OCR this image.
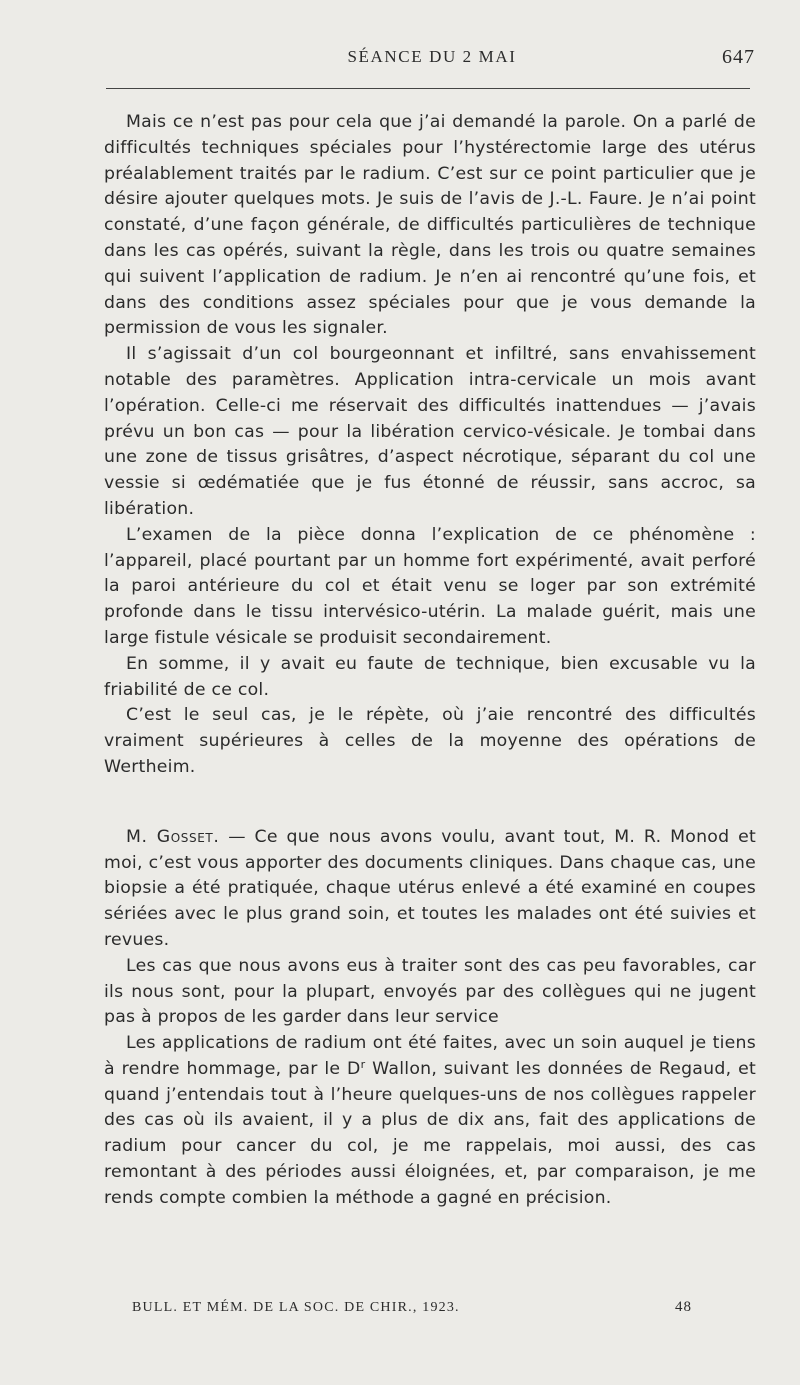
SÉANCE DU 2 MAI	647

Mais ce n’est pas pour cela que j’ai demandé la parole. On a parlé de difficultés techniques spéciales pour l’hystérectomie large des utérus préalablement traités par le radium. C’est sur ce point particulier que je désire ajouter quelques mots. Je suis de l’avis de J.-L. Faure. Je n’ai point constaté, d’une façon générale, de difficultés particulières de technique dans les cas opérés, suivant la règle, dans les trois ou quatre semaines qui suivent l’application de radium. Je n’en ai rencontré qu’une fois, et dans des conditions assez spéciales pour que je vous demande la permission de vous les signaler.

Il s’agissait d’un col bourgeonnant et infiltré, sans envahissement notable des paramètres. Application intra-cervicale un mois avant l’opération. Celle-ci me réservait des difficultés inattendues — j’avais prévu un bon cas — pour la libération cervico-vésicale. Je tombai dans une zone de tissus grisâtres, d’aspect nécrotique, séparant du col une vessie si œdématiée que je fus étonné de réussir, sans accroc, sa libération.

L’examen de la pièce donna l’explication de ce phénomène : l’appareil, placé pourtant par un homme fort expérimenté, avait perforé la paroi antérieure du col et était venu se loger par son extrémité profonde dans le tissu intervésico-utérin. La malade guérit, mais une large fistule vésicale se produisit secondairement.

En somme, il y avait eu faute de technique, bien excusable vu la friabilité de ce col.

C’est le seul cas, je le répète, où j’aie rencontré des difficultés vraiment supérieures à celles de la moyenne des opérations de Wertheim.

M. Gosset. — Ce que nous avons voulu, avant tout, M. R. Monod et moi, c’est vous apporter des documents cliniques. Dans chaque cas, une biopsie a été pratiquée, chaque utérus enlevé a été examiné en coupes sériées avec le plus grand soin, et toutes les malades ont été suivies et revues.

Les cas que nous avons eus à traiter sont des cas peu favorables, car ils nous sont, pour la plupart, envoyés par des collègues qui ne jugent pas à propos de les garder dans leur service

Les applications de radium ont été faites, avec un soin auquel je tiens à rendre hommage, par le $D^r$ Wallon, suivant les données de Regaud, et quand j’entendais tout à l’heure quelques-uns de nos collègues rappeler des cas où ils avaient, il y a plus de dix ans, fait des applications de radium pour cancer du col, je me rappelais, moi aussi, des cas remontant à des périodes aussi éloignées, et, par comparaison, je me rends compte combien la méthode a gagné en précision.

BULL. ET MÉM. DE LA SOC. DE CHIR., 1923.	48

==*==

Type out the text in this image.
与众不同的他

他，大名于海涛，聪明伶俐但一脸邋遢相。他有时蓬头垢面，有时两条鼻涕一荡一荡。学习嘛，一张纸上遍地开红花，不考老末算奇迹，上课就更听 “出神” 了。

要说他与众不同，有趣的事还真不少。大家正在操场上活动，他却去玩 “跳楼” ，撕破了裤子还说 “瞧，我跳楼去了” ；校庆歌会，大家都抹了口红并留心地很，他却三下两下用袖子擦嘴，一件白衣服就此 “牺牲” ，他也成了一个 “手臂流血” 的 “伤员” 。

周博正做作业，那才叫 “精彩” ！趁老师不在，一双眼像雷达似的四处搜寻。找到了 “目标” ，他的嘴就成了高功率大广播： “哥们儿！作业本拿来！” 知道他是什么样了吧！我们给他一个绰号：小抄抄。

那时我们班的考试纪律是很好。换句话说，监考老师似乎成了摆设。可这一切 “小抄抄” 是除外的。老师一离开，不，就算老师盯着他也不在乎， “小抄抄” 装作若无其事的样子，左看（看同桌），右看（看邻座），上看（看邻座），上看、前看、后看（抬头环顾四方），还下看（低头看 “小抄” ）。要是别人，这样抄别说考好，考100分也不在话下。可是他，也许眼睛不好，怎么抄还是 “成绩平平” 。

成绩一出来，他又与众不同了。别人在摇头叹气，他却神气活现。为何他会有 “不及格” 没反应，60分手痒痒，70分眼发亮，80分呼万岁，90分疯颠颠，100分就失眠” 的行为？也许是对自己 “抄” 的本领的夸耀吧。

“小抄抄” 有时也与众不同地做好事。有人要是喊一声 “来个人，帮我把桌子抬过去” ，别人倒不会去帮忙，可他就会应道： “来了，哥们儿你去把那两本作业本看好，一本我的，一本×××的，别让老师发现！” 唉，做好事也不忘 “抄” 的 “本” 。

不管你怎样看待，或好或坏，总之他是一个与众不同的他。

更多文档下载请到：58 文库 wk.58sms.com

==*==

Given problem — Lines that include the word "vous" are to be extracted from the data above.

Task solution —
Mais ce n’est pas pour cela que j’ai demandé la parole. On a parlé de difficultés techniques spéciales pour l’hystérectomie large des utérus préalablement traités par le radium. C’est sur ce point particulier que je désire ajouter quelques mots. Je suis de l’avis de J.-L. Faure. Je n’ai point constaté, d’une façon générale, de difficultés particulières de technique dans les cas opérés, suivant la règle, dans les trois ou quatre semaines qui suivent l’application de radium. Je n’en ai rencontré qu’une fois, et dans des conditions assez spéciales pour que je vous demande la permission de vous les signaler.
M. Gosset. — Ce que nous avons voulu, avant tout, M. R. Monod et moi, c’est vous apporter des documents cliniques. Dans chaque cas, une biopsie a été pratiquée, chaque utérus enlevé a été examiné en coupes sériées avec le plus grand soin, et toutes les malades ont été suivies et revues.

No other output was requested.